** WHAT IS REQUIRED **
Copy out, from the data below, each line in which the word "contact" occurs.

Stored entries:
%%
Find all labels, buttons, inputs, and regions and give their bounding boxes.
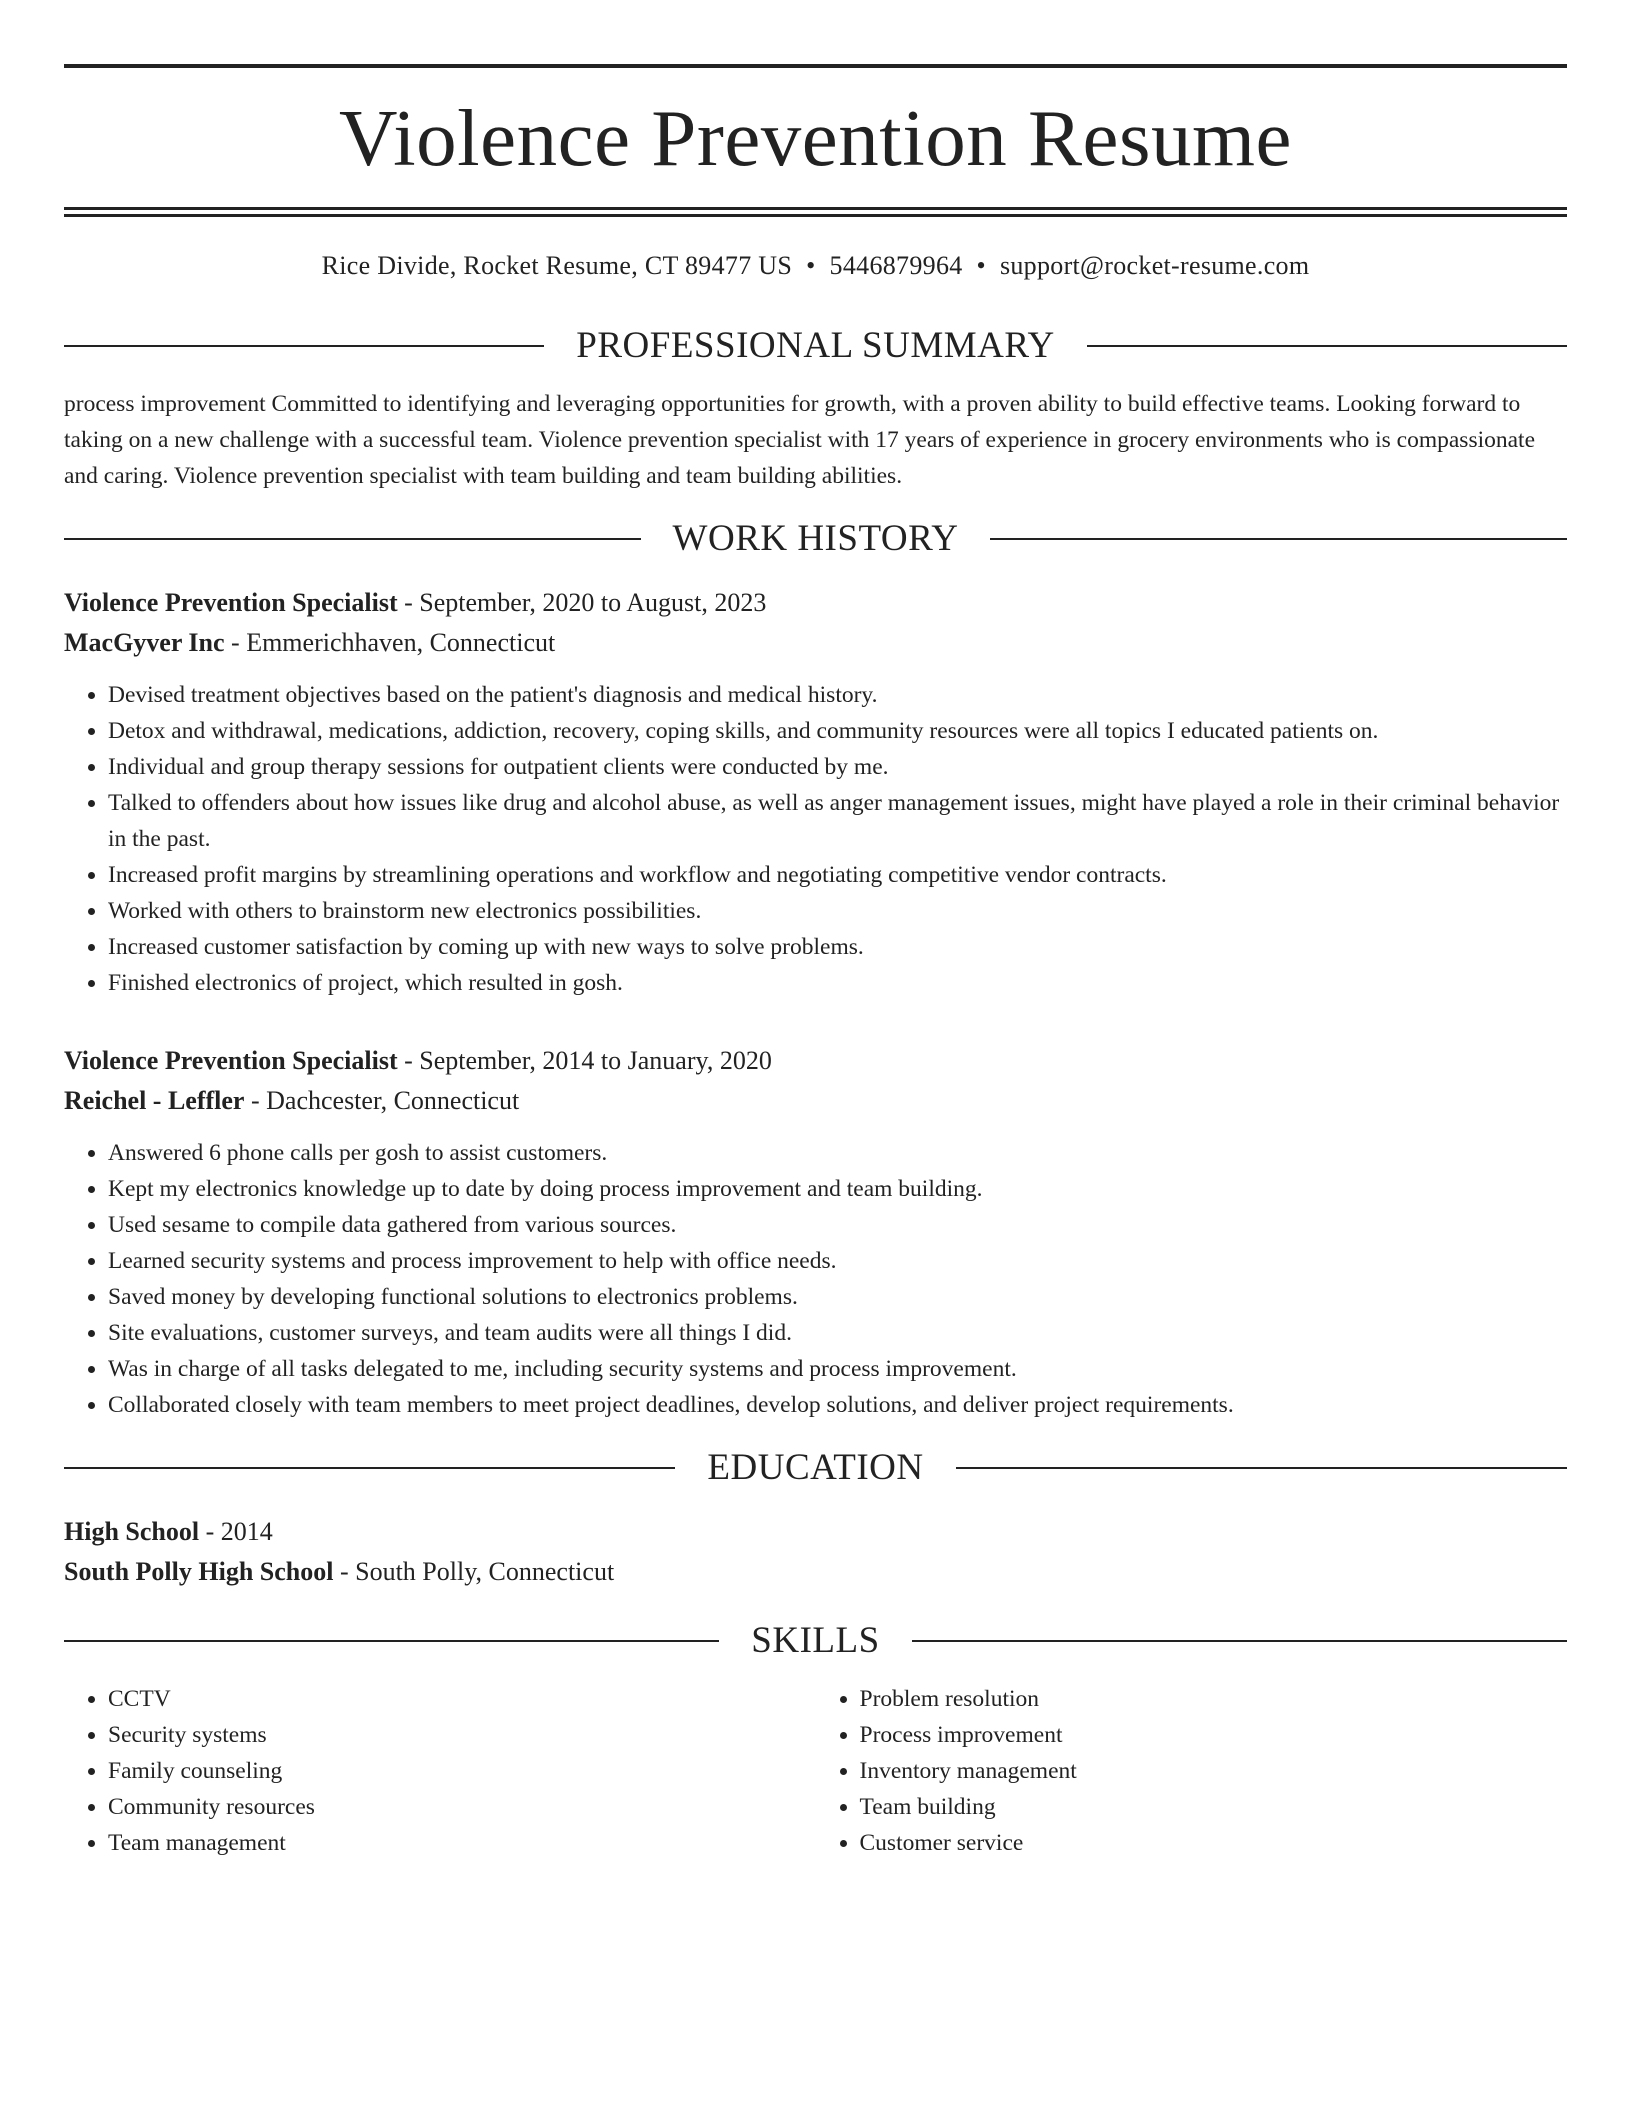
- skills-column-left: [64, 1681, 816, 1861]
- skill-item: • Team building: [860, 1789, 1568, 1825]
- section-rule-right: [912, 1640, 1567, 1642]
- education-section-title: EDUCATION: [707, 1447, 924, 1488]
- section-rule-right: [956, 1467, 1567, 1469]
- list-item: • Increased customer satisfaction by coming up with new ways to solve problems.: [108, 929, 1567, 965]
- summary-text: process improvement Committed to identifying and leveraging opportunities for growth, with a proven ability to build effective teams. Looking forward to taking on a new challenge with a successful team. Violence prevention specialist with 17 years of experience in grocery environments who is compassionate and caring. Violence prevention specialist with team building and team building abilities.: [64, 391, 1536, 489]
- resume-page: [64, 64, 1567, 1861]
- list-item: • Increased profit margins by streamlining operations and workflow and negotiating competitive vendor contracts.: [108, 857, 1567, 893]
- contact-separator: •: [806, 251, 816, 280]
- education-entry: [64, 1512, 1567, 1592]
- list-item: • Collaborated closely with team members to meet project deadlines, develop solutions, and deliver project requirements.: [108, 1387, 1567, 1423]
- list-item: • Was in charge of all tasks delegated to me, including security systems and process improvement.: [108, 1351, 1567, 1387]
- contact-line: [64, 253, 1567, 279]
- contact-phone: 5446879964: [829, 251, 963, 280]
- education-degree-line: [64, 1512, 1567, 1552]
- skill-item: • Customer service: [860, 1825, 1568, 1861]
- list-item: • Learned security systems and process improvement to help with office needs.: [108, 1243, 1567, 1279]
- top-rule: [64, 64, 1567, 68]
- list-item: • Individual and group therapy sessions for outpatient clients were conducted by me.: [108, 749, 1567, 785]
- job-dates: - September, 2020 to August, 2023: [397, 588, 767, 617]
- work-section-header: [64, 520, 1567, 557]
- education-school: South Polly High School: [64, 1557, 334, 1586]
- section-rule-right: [990, 538, 1567, 540]
- job-location: - Emmerichhaven, Connecticut: [224, 628, 556, 657]
- job-company: Reichel - Leffler: [64, 1086, 245, 1115]
- section-rule-left: [64, 1640, 719, 1642]
- title-double-rule: [64, 207, 1567, 217]
- skills-column-right: [816, 1681, 1568, 1861]
- job-company-line: [64, 623, 1567, 663]
- education-school-line: [64, 1552, 1567, 1592]
- job-entry: [64, 583, 1567, 1001]
- contact-address: Rice Divide, Rocket Resume, CT 89477 US: [321, 251, 793, 280]
- job-company: MacGyver Inc: [64, 628, 225, 657]
- list-item: • Detox and withdrawal, medications, addiction, recovery, coping skills, and community resources were all topics I educated patients on.: [108, 713, 1567, 749]
- contact-email: support@rocket-resume.com: [999, 251, 1310, 280]
- job-title-line: [64, 1041, 1567, 1081]
- job-bullets: [64, 1135, 1567, 1423]
- job-title-line: [64, 583, 1567, 623]
- summary-section-title: PROFESSIONAL SUMMARY: [576, 325, 1055, 366]
- education-degree: High School: [64, 1517, 200, 1546]
- skill-item: • Team management: [108, 1825, 816, 1861]
- list-item: • Worked with others to brainstorm new electronics possibilities.: [108, 893, 1567, 929]
- job-dates: - September, 2014 to January, 2020: [397, 1046, 772, 1075]
- section-rule-left: [64, 538, 641, 540]
- job-company-line: [64, 1081, 1567, 1121]
- summary-section-header: [64, 327, 1567, 364]
- section-rule-right: [1087, 345, 1567, 347]
- skills-section-title: SKILLS: [751, 1620, 880, 1661]
- job-title: Violence Prevention Specialist: [64, 1046, 398, 1075]
- skill-item: • Process improvement: [860, 1717, 1568, 1753]
- education-year: - 2014: [199, 1517, 273, 1546]
- job-location: - Dachcester, Connecticut: [244, 1086, 520, 1115]
- contact-separator: •: [976, 251, 986, 280]
- job-bullets: [64, 677, 1567, 1001]
- skill-item: • Community resources: [108, 1789, 816, 1825]
- resume-title: Violence Prevention Resume: [339, 93, 1292, 183]
- work-section-title: WORK HISTORY: [672, 518, 959, 559]
- skill-item: • Security systems: [108, 1717, 816, 1753]
- skills-section-header: [64, 1622, 1567, 1659]
- skill-item: • CCTV: [108, 1681, 816, 1717]
- list-item: • Site evaluations, customer surveys, and team audits were all things I did.: [108, 1315, 1567, 1351]
- list-item: • Devised treatment objectives based on the patient's diagnosis and medical history.: [108, 677, 1567, 713]
- education-section-header: [64, 1449, 1567, 1486]
- skill-item: • Problem resolution: [860, 1681, 1568, 1717]
- list-item: • Used sesame to compile data gathered from various sources.: [108, 1207, 1567, 1243]
- section-rule-left: [64, 1467, 675, 1469]
- skill-item: • Family counseling: [108, 1753, 816, 1789]
- list-item: • Finished electronics of project, which resulted in gosh.: [108, 965, 1567, 1001]
- skill-item: • Inventory management: [860, 1753, 1568, 1789]
- section-rule-left: [64, 345, 544, 347]
- job-title: Violence Prevention Specialist: [64, 588, 398, 617]
- list-item: • Talked to offenders about how issues like drug and alcohol abuse, as well as anger management issues, might have played a role in their criminal behavior in the past.: [108, 785, 1567, 857]
- skills-list: [64, 1681, 1567, 1861]
- list-item: • Kept my electronics knowledge up to date by doing process improvement and team building.: [108, 1171, 1567, 1207]
- list-item: • Saved money by developing functional solutions to electronics problems.: [108, 1279, 1567, 1315]
- education-location: - South Polly, Connecticut: [333, 1557, 615, 1586]
- list-item: • Answered 6 phone calls per gosh to assist customers.: [108, 1135, 1567, 1171]
- job-entry: [64, 1041, 1567, 1423]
%%
** ANSWER TO THE EXERCISE **
- contact-separator: •: [806, 251, 816, 280]
- contact-line: [64, 253, 1567, 279]
- contact-phone: 5446879964: [829, 251, 963, 280]
- contact-address: Rice Divide, Rocket Resume, CT 89477 US: [321, 251, 793, 280]
- contact-email: support@rocket-resume.com: [999, 251, 1310, 280]
- contact-separator: •: [976, 251, 986, 280]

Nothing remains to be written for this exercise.